Show every line containing "Action" by copying it.
— Start of DATASET RECORDS —
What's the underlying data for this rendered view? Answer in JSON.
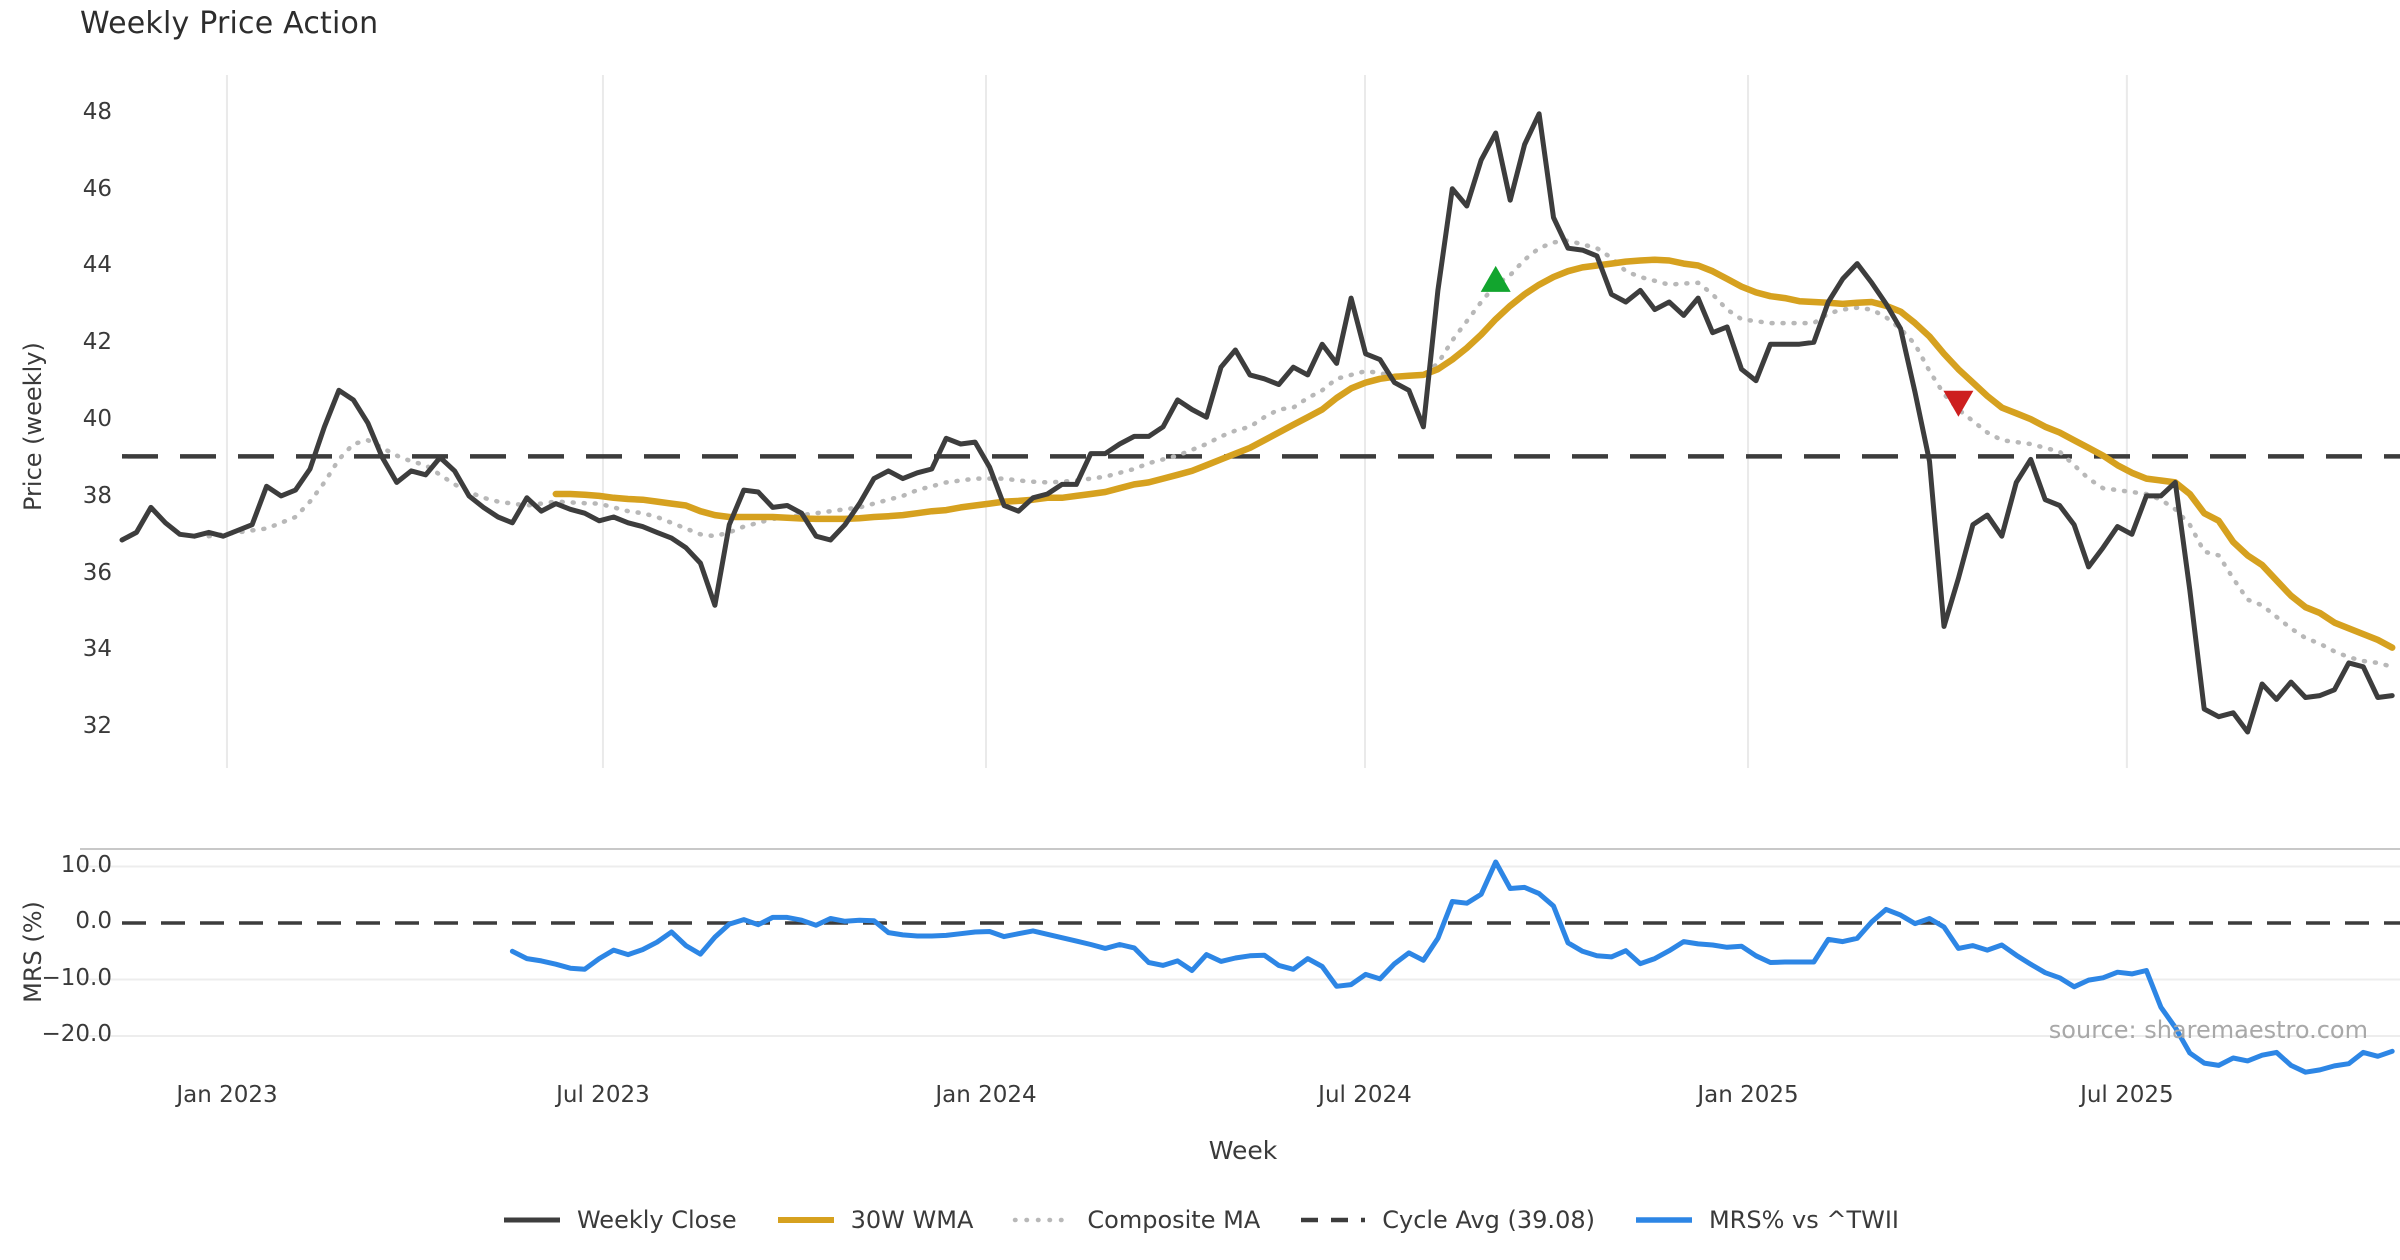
{
  "title": "Weekly Price Action",
  "source_note": "source: sharemaestro.com",
  "axes": {
    "x_label": "Week",
    "price_axis_label": "Price (weekly)",
    "mrs_axis_label": "MRS (%)",
    "price_ticks": [
      {
        "label": "48",
        "value": 48
      },
      {
        "label": "46",
        "value": 46
      },
      {
        "label": "44",
        "value": 44
      },
      {
        "label": "42",
        "value": 42
      },
      {
        "label": "40",
        "value": 40
      },
      {
        "label": "38",
        "value": 38
      },
      {
        "label": "36",
        "value": 36
      },
      {
        "label": "34",
        "value": 34
      },
      {
        "label": "32",
        "value": 32
      }
    ],
    "mrs_ticks": [
      {
        "label": "10.0",
        "value": 10
      },
      {
        "label": "0.0",
        "value": 0
      },
      {
        "label": "−10.0",
        "value": -10
      },
      {
        "label": "−20.0",
        "value": -20
      }
    ],
    "x_ticks": [
      {
        "label": "Jan 2023",
        "week": 7.26
      },
      {
        "label": "Jul 2023",
        "week": 33.26
      },
      {
        "label": "Jan 2024",
        "week": 59.75
      },
      {
        "label": "Jul 2024",
        "week": 85.96
      },
      {
        "label": "Jan 2025",
        "week": 112.45
      },
      {
        "label": "Jul 2025",
        "week": 138.65
      }
    ]
  },
  "legend": {
    "items": [
      {
        "label": "Weekly Close",
        "style": "solid",
        "color": "#3d3d3d"
      },
      {
        "label": "30W WMA",
        "style": "solid",
        "color": "#d6a11f"
      },
      {
        "label": "Composite MA",
        "style": "dotted",
        "color": "#b8b8b8"
      },
      {
        "label": "Cycle Avg (39.08)",
        "style": "dashed",
        "color": "#3c3c3c"
      },
      {
        "label": "MRS% vs ^TWII",
        "style": "solid",
        "color": "#2d86e5"
      }
    ]
  },
  "colors": {
    "weekly_close": "#3d3d3d",
    "wma": "#d6a11f",
    "composite": "#b8b8b8",
    "cycle_avg": "#3c3c3c",
    "mrs": "#2d86e5",
    "marker_up": "#12a52e",
    "marker_down": "#cd1f1f",
    "gridline": "#eaeaea",
    "mrs_gridline": "#ededed",
    "mrs_frame": "#c8c8c8",
    "background": "#ffffff"
  },
  "chart_data": {
    "type": "line",
    "title": "Weekly Price Action",
    "x_unit": "week_index",
    "xlabel": "Week",
    "panels": [
      {
        "name": "price",
        "ylabel": "Price (weekly)",
        "ylim": [
          31.0,
          49.0
        ],
        "yticks": [
          48,
          46,
          44,
          42,
          40,
          38,
          36,
          34,
          32
        ],
        "grid": "vertical-only",
        "cycle_avg": 39.08,
        "series": [
          {
            "name": "Weekly Close",
            "style": "solid",
            "color": "#3d3d3d",
            "start_week": 0,
            "values": [
              36.9,
              37.1,
              37.75,
              37.35,
              37.05,
              37.0,
              37.1,
              37.0,
              37.15,
              37.3,
              38.3,
              38.05,
              38.2,
              38.75,
              39.85,
              40.8,
              40.55,
              39.95,
              39.05,
              38.4,
              38.7,
              38.6,
              39.05,
              38.7,
              38.05,
              37.75,
              37.5,
              37.35,
              38.0,
              37.65,
              37.85,
              37.7,
              37.6,
              37.4,
              37.5,
              37.35,
              37.25,
              37.1,
              36.95,
              36.7,
              36.3,
              35.2,
              37.3,
              38.2,
              38.15,
              37.75,
              37.8,
              37.6,
              37.0,
              36.9,
              37.3,
              37.85,
              38.5,
              38.7,
              38.5,
              38.65,
              38.75,
              39.55,
              39.4,
              39.45,
              38.8,
              37.8,
              37.65,
              38.0,
              38.1,
              38.35,
              38.35,
              39.15,
              39.15,
              39.4,
              39.6,
              39.6,
              39.85,
              40.55,
              40.3,
              40.1,
              41.4,
              41.85,
              41.2,
              41.1,
              40.95,
              41.4,
              41.2,
              42.0,
              41.5,
              43.2,
              41.75,
              41.6,
              41.0,
              40.8,
              39.85,
              43.4,
              46.05,
              45.6,
              46.8,
              47.5,
              45.75,
              47.2,
              48.0,
              45.3,
              44.5,
              44.45,
              44.3,
              43.3,
              43.1,
              43.4,
              42.9,
              43.1,
              42.75,
              43.2,
              42.3,
              42.45,
              41.35,
              41.05,
              42.0,
              42.0,
              42.0,
              42.05,
              43.1,
              43.7,
              44.1,
              43.6,
              43.05,
              42.4,
              40.75,
              38.95,
              34.65,
              35.9,
              37.3,
              37.55,
              37.0,
              38.4,
              39.0,
              37.95,
              37.8,
              37.3,
              36.2,
              36.7,
              37.25,
              37.05,
              38.05,
              38.05,
              38.4,
              35.6,
              32.5,
              32.3,
              32.4,
              31.9,
              33.15,
              32.75,
              33.2,
              32.8,
              32.85,
              33.0,
              33.7,
              33.6,
              32.8,
              32.85
            ]
          },
          {
            "name": "30W WMA",
            "style": "solid",
            "color": "#d6a11f",
            "start_week": 30,
            "values": [
              38.1,
              38.1,
              38.08,
              38.05,
              38.0,
              37.97,
              37.95,
              37.9,
              37.85,
              37.8,
              37.65,
              37.55,
              37.5,
              37.5,
              37.5,
              37.5,
              37.48,
              37.46,
              37.45,
              37.45,
              37.45,
              37.47,
              37.5,
              37.52,
              37.55,
              37.6,
              37.65,
              37.68,
              37.75,
              37.8,
              37.85,
              37.9,
              37.92,
              37.95,
              38.0,
              38.0,
              38.05,
              38.1,
              38.15,
              38.25,
              38.35,
              38.4,
              38.5,
              38.6,
              38.7,
              38.85,
              39.0,
              39.15,
              39.3,
              39.5,
              39.7,
              39.9,
              40.1,
              40.3,
              40.6,
              40.85,
              41.0,
              41.1,
              41.15,
              41.18,
              41.2,
              41.35,
              41.6,
              41.9,
              42.25,
              42.65,
              43.0,
              43.3,
              43.55,
              43.75,
              43.9,
              44.0,
              44.05,
              44.1,
              44.15,
              44.18,
              44.2,
              44.18,
              44.1,
              44.05,
              43.9,
              43.7,
              43.5,
              43.35,
              43.25,
              43.2,
              43.12,
              43.1,
              43.08,
              43.05,
              43.08,
              43.1,
              43.0,
              42.85,
              42.55,
              42.2,
              41.75,
              41.35,
              41.0,
              40.65,
              40.35,
              40.2,
              40.05,
              39.85,
              39.7,
              39.5,
              39.3,
              39.1,
              38.85,
              38.65,
              38.5,
              38.45,
              38.4,
              38.1,
              37.6,
              37.4,
              36.85,
              36.5,
              36.25,
              35.85,
              35.45,
              35.15,
              35.0,
              34.75,
              34.6,
              34.45,
              34.3,
              34.1
            ]
          },
          {
            "name": "Composite MA",
            "style": "dotted",
            "color": "#b8b8b8",
            "start_week": 6,
            "values": [
              37.0,
              37.05,
              37.1,
              37.15,
              37.2,
              37.35,
              37.5,
              37.9,
              38.4,
              39.0,
              39.4,
              39.5,
              39.3,
              39.1,
              38.95,
              38.85,
              38.6,
              38.35,
              38.15,
              38.0,
              37.9,
              37.85,
              37.8,
              37.85,
              37.9,
              37.88,
              37.86,
              37.85,
              37.75,
              37.65,
              37.6,
              37.5,
              37.35,
              37.2,
              37.05,
              37.0,
              37.1,
              37.25,
              37.35,
              37.45,
              37.5,
              37.55,
              37.6,
              37.65,
              37.7,
              37.75,
              37.85,
              37.95,
              38.05,
              38.2,
              38.3,
              38.4,
              38.45,
              38.5,
              38.5,
              38.5,
              38.45,
              38.42,
              38.4,
              38.42,
              38.45,
              38.5,
              38.55,
              38.65,
              38.75,
              38.9,
              39.0,
              39.1,
              39.25,
              39.4,
              39.6,
              39.75,
              39.85,
              40.1,
              40.3,
              40.35,
              40.6,
              40.8,
              41.1,
              41.2,
              41.3,
              41.25,
              41.15,
              41.15,
              41.2,
              41.5,
              42.1,
              42.6,
              43.1,
              43.55,
              43.8,
              44.2,
              44.5,
              44.65,
              44.7,
              44.6,
              44.5,
              44.25,
              43.9,
              43.75,
              43.65,
              43.55,
              43.58,
              43.6,
              43.3,
              42.9,
              42.65,
              42.6,
              42.55,
              42.55,
              42.55,
              42.55,
              42.8,
              42.9,
              42.95,
              42.9,
              42.7,
              42.4,
              42.0,
              41.3,
              40.7,
              40.3,
              40.0,
              39.7,
              39.5,
              39.45,
              39.4,
              39.3,
              39.2,
              38.85,
              38.5,
              38.25,
              38.2,
              38.15,
              38.1,
              37.95,
              37.7,
              37.3,
              36.6,
              36.5,
              35.9,
              35.35,
              35.2,
              34.9,
              34.6,
              34.35,
              34.2,
              34.0,
              33.85,
              33.75,
              33.7,
              33.6
            ]
          },
          {
            "name": "Cycle Avg (39.08)",
            "style": "dashed",
            "color": "#3c3c3c",
            "value": 39.08
          }
        ],
        "markers": [
          {
            "shape": "triangle-up",
            "color": "#12a52e",
            "week": 95,
            "value": 43.7
          },
          {
            "shape": "triangle-down",
            "color": "#cd1f1f",
            "week": 127,
            "value": 40.45
          }
        ]
      },
      {
        "name": "mrs",
        "ylabel": "MRS (%)",
        "ylim": [
          -27.4,
          13.1
        ],
        "yticks": [
          10,
          0,
          -10,
          -20
        ],
        "grid": "horizontal-only",
        "zero_line": 0,
        "series": [
          {
            "name": "MRS% vs ^TWII",
            "style": "solid",
            "color": "#2d86e5",
            "start_week": 27,
            "values": [
              -5.0,
              -6.3,
              -6.7,
              -7.3,
              -8.0,
              -8.2,
              -6.3,
              -4.8,
              -5.6,
              -4.7,
              -3.4,
              -1.6,
              -4.0,
              -5.5,
              -2.5,
              -0.2,
              0.6,
              -0.3,
              1.0,
              1.0,
              0.5,
              -0.4,
              0.8,
              0.3,
              0.5,
              0.4,
              -1.7,
              -2.1,
              -2.3,
              -2.3,
              -2.2,
              -1.9,
              -1.6,
              -1.5,
              -2.4,
              -1.9,
              -1.4,
              -2.0,
              -2.6,
              -3.2,
              -3.8,
              -4.5,
              -3.8,
              -4.4,
              -7.0,
              -7.5,
              -6.7,
              -8.4,
              -5.6,
              -6.8,
              -6.2,
              -5.8,
              -5.7,
              -7.5,
              -8.2,
              -6.3,
              -7.7,
              -11.2,
              -10.9,
              -9.1,
              -9.9,
              -7.2,
              -5.3,
              -6.6,
              -2.7,
              3.8,
              3.5,
              5.1,
              10.8,
              6.1,
              6.3,
              5.2,
              3.0,
              -3.5,
              -5.0,
              -5.8,
              -6.0,
              -4.9,
              -7.2,
              -6.3,
              -4.9,
              -3.3,
              -3.7,
              -3.9,
              -4.3,
              -4.1,
              -5.8,
              -7.0,
              -6.9,
              -6.9,
              -6.9,
              -2.9,
              -3.3,
              -2.7,
              0.2,
              2.4,
              1.4,
              -0.1,
              0.8,
              -0.7,
              -4.5,
              -4.0,
              -4.8,
              -3.9,
              -5.7,
              -7.3,
              -8.8,
              -9.7,
              -11.3,
              -10.1,
              -9.7,
              -8.7,
              -9.0,
              -8.4,
              -14.9,
              -18.5,
              -23.0,
              -24.8,
              -25.2,
              -23.9,
              -24.4,
              -23.4,
              -22.9,
              -25.2,
              -26.4,
              -26.0,
              -25.3,
              -24.9,
              -22.9,
              -23.6,
              -22.7
            ]
          }
        ]
      }
    ]
  }
}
— End of DATASET RECORDS —
# [COMPLETED EXERCISE]
  "title": "Weekly Price Action",
    "title": "Weekly Price Action",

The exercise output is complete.